## begin EXTRACTED MATERIAL

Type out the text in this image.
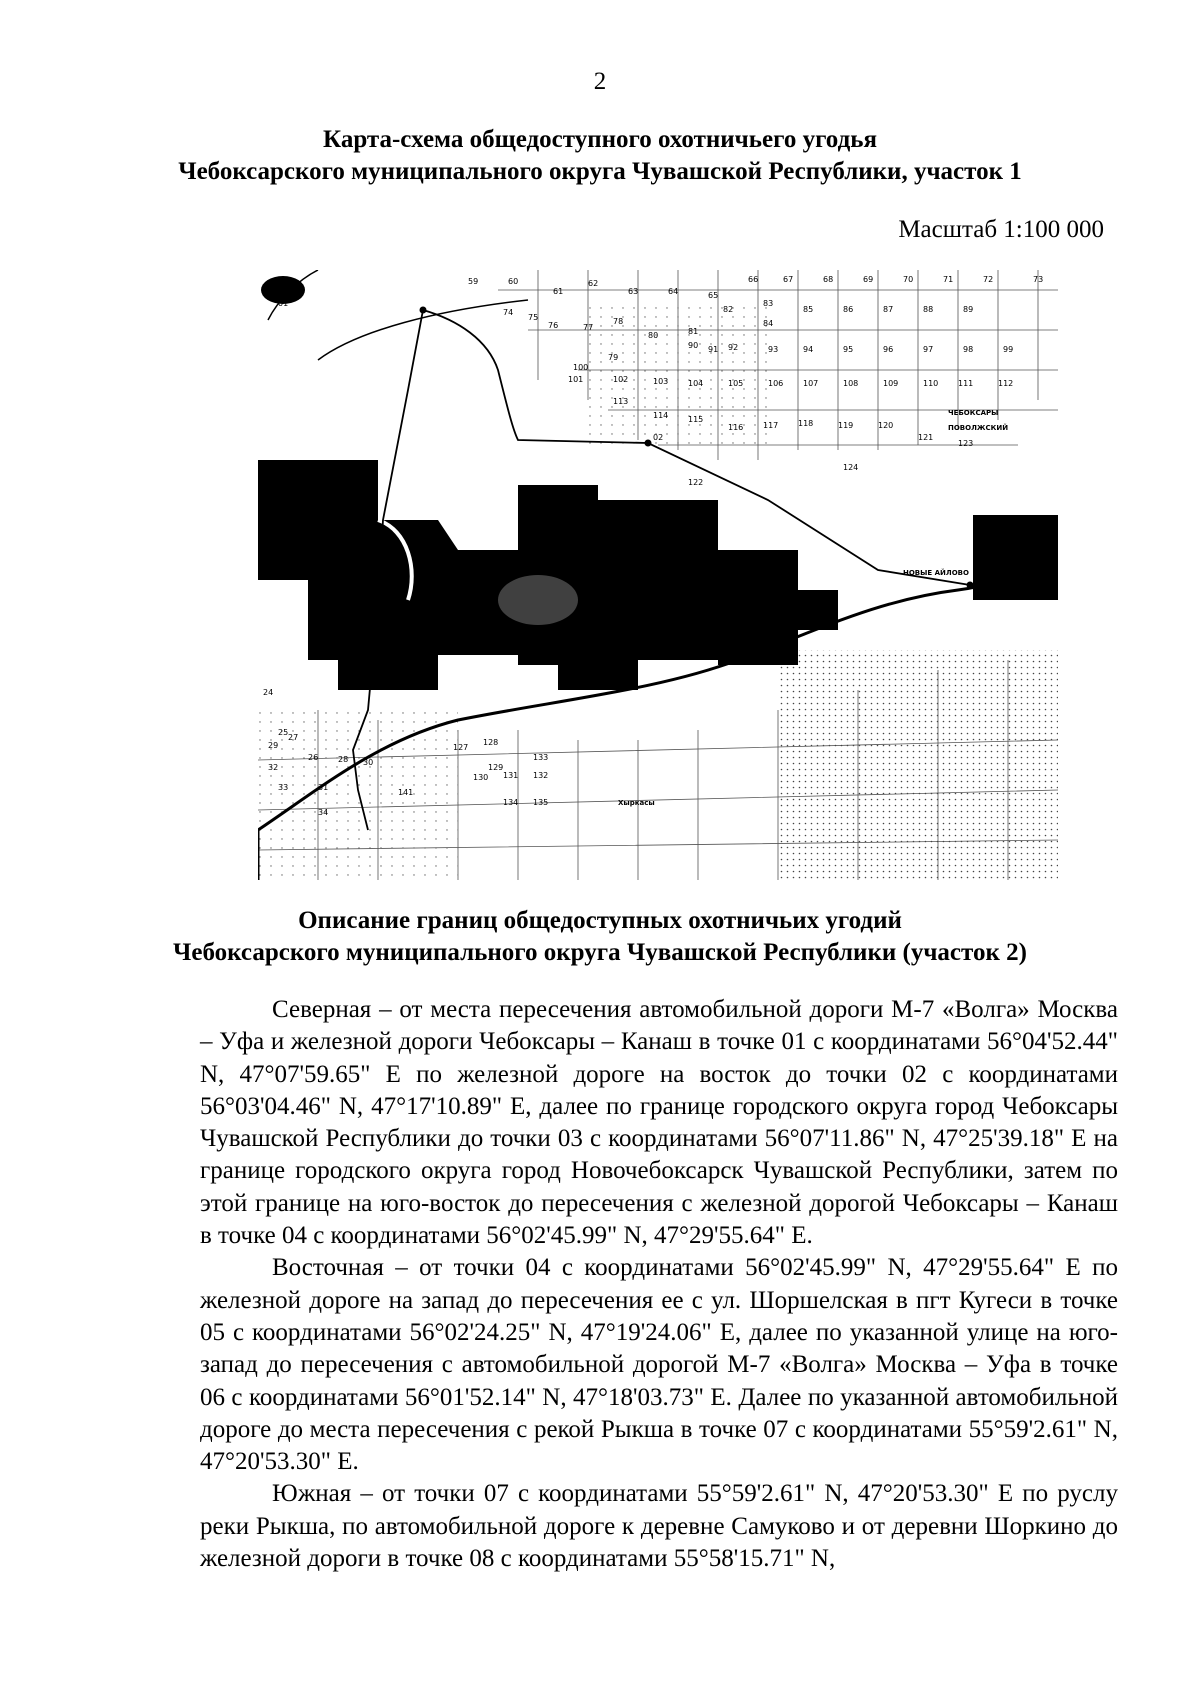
2
Карта-схема общедоступного охотничьего угодья
Чебоксарского муниципального округа Чувашской Республики, участок 1
Масштаб 1:100 000
59	60
61
62
63	64	65
66	67	68	69	70	71	72	73
74
75
76	77
78
79
80	81
82
83
84
85	86	87	88	89
90 91 92	93	94	95	96	97	98	99
100
101	102	103 104	105	106 107	108	109	110 111	112
113
114 115
116 117 118	119	120
121
122
123
124
24
25
26
27
28
29
30
31
32
33
34
127
128
129
130 131 132
133
134 135
141
01
02
НОВЫЕ АЙЛОВО
ЧЕБОКСАРЫ
12 КВАРТАЛ
ПОВОЛЖСКИЙ
Хыркасы
Описание границ общедоступных охотничьих угодий
Чебоксарского муниципального округа Чувашской Республики (участок 2)

Северная – от места пересечения автомобильной дороги М-7 «Волга» Москва – Уфа и железной дороги Чебоксары – Канаш в точке 01 с координатами 56°04'52.44" N, 47°07'59.65" E по железной дороге на восток до точки 02 с координатами 56°03'04.46" N, 47°17'10.89" E, далее по границе городского округа город Чебоксары Чувашской Республики до точки 03 с координатами 56°07'11.86" N, 47°25'39.18" E на границе городского округа город Новочебоксарск Чувашской Республики, затем по этой границе на юго-восток до пересечения с железной дорогой Чебоксары – Канаш в точке 04 с координатами 56°02'45.99" N, 47°29'55.64" E.

Восточная – от точки 04 с координатами 56°02'45.99" N, 47°29'55.64" E по железной дороге на запад до пересечения ее с ул. Шоршелская в пгт Кугеси в точке 05 с координатами 56°02'24.25" N, 47°19'24.06" E, далее по указанной улице на юго-запад до пересечения с автомобильной дорогой М-7 «Волга» Москва – Уфа в точке 06 с координатами 56°01'52.14" N, 47°18'03.73" E. Далее по указанной автомобильной дороге до места пересечения с рекой Рыкша в точке 07 с координатами 55°59'2.61" N, 47°20'53.30" E.

Южная – от точки 07 с координатами 55°59'2.61" N, 47°20'53.30" E по руслу реки Рыкша, по автомобильной дороге к деревне Самуково и от деревни Шоркино до железной дороги в точке 08 с координатами 55°58'15.71" N,
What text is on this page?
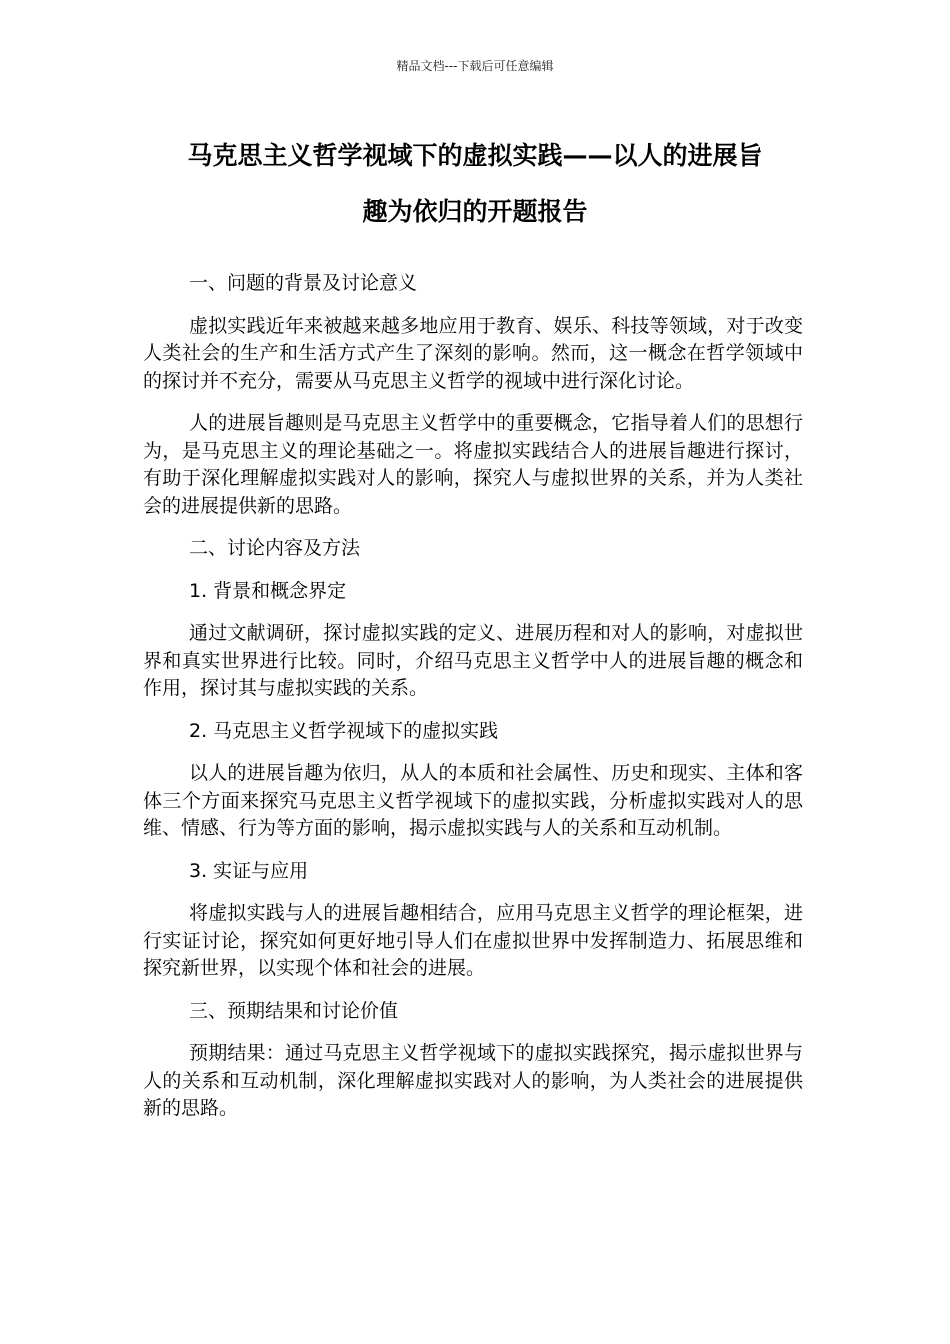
精品文档---下载后可任意编辑
马克思主义哲学视域下的虚拟实践——以人的进展旨
趣为依归的开题报告

一、问题的背景及讨论意义

虚拟实践近年来被越来越多地应用于教育、娱乐、科技等领域，对于改变人类社会的生产和生活方式产生了深刻的影响。然而，这一概念在哲学领域中的探讨并不充分，需要从马克思主义哲学的视域中进行深化讨论。

人的进展旨趣则是马克思主义哲学中的重要概念，它指导着人们的思想行为，是马克思主义的理论基础之一。将虚拟实践结合人的进展旨趣进行探讨，有助于深化理解虚拟实践对人的影响，探究人与虚拟世界的关系，并为人类社会的进展提供新的思路。

二、讨论内容及方法

1. 背景和概念界定

通过文献调研，探讨虚拟实践的定义、进展历程和对人的影响，对虚拟世界和真实世界进行比较。同时，介绍马克思主义哲学中人的进展旨趣的概念和作用，探讨其与虚拟实践的关系。

2. 马克思主义哲学视域下的虚拟实践

以人的进展旨趣为依归，从人的本质和社会属性、历史和现实、主体和客体三个方面来探究马克思主义哲学视域下的虚拟实践，分析虚拟实践对人的思维、情感、行为等方面的影响，揭示虚拟实践与人的关系和互动机制。

3. 实证与应用

将虚拟实践与人的进展旨趣相结合，应用马克思主义哲学的理论框架，进行实证讨论，探究如何更好地引导人们在虚拟世界中发挥制造力、拓展思维和探究新世界，以实现个体和社会的进展。

三、预期结果和讨论价值

预期结果：通过马克思主义哲学视域下的虚拟实践探究，揭示虚拟世界与人的关系和互动机制，深化理解虚拟实践对人的影响，为人类社会的进展提供新的思路。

## end EXTRACTED MATERIAL

> [EXERCISE PROMPT]: Omit the images and transcribe all of the records above word for word.

> [TASK RESPONSE]:
Type out the text in this image.
2
Карта-схема общедоступного охотничьего угодья
Чебоксарского муниципального округа Чувашской Республики, участок 1
Масштаб 1:100 000
59	60
61
62
63	64	65
66	67	68	69	70	71	72	73
74
75
76	77
78
79
80	81
82
83
84
85	86	87	88	89
90 91 92	93	94	95	96	97	98	99
100
101	102	103 104	105	106 107	108	109	110 111	112
113
114 115
116 117 118	119	120
121
122
123
124
24
25
26
27
28
29
30
31
32
33
34
127
128
129
130 131 132
133
134 135
141
01
02
НОВЫЕ АЙЛОВО
ЧЕБОКСАРЫ
12 КВАРТАЛ
ПОВОЛЖСКИЙ
Хыркасы
Описание границ общедоступных охотничьих угодий
Чебоксарского муниципального округа Чувашской Республики (участок 2)

Северная – от места пересечения автомобильной дороги М-7 «Волга» Москва – Уфа и железной дороги Чебоксары – Канаш в точке 01 с координатами 56°04'52.44" N, 47°07'59.65" E по железной дороге на восток до точки 02 с координатами 56°03'04.46" N, 47°17'10.89" E, далее по границе городского округа город Чебоксары Чувашской Республики до точки 03 с координатами 56°07'11.86" N, 47°25'39.18" E на границе городского округа город Новочебоксарск Чувашской Республики, затем по этой границе на юго-восток до пересечения с железной дорогой Чебоксары – Канаш в точке 04 с координатами 56°02'45.99" N, 47°29'55.64" E.

Восточная – от точки 04 с координатами 56°02'45.99" N, 47°29'55.64" E по железной дороге на запад до пересечения ее с ул. Шоршелская в пгт Кугеси в точке 05 с координатами 56°02'24.25" N, 47°19'24.06" E, далее по указанной улице на юго-запад до пересечения с автомобильной дорогой М-7 «Волга» Москва – Уфа в точке 06 с координатами 56°01'52.14" N, 47°18'03.73" E. Далее по указанной автомобильной дороге до места пересечения с рекой Рыкша в точке 07 с координатами 55°59'2.61" N, 47°20'53.30" E.

Южная – от точки 07 с координатами 55°59'2.61" N, 47°20'53.30" E по руслу реки Рыкша, по автомобильной дороге к деревне Самуково и от деревни Шоркино до железной дороги в точке 08 с координатами 55°58'15.71" N,
What text is on this page?
精品文档---下载后可任意编辑
马克思主义哲学视域下的虚拟实践——以人的进展旨
趣为依归的开题报告

一、问题的背景及讨论意义

虚拟实践近年来被越来越多地应用于教育、娱乐、科技等领域，对于改变人类社会的生产和生活方式产生了深刻的影响。然而，这一概念在哲学领域中的探讨并不充分，需要从马克思主义哲学的视域中进行深化讨论。

人的进展旨趣则是马克思主义哲学中的重要概念，它指导着人们的思想行为，是马克思主义的理论基础之一。将虚拟实践结合人的进展旨趣进行探讨，有助于深化理解虚拟实践对人的影响，探究人与虚拟世界的关系，并为人类社会的进展提供新的思路。

二、讨论内容及方法

1. 背景和概念界定

通过文献调研，探讨虚拟实践的定义、进展历程和对人的影响，对虚拟世界和真实世界进行比较。同时，介绍马克思主义哲学中人的进展旨趣的概念和作用，探讨其与虚拟实践的关系。

2. 马克思主义哲学视域下的虚拟实践

以人的进展旨趣为依归，从人的本质和社会属性、历史和现实、主体和客体三个方面来探究马克思主义哲学视域下的虚拟实践，分析虚拟实践对人的思维、情感、行为等方面的影响，揭示虚拟实践与人的关系和互动机制。

3. 实证与应用

将虚拟实践与人的进展旨趣相结合，应用马克思主义哲学的理论框架，进行实证讨论，探究如何更好地引导人们在虚拟世界中发挥制造力、拓展思维和探究新世界，以实现个体和社会的进展。

三、预期结果和讨论价值

预期结果：通过马克思主义哲学视域下的虚拟实践探究，揭示虚拟世界与人的关系和互动机制，深化理解虚拟实践对人的影响，为人类社会的进展提供新的思路。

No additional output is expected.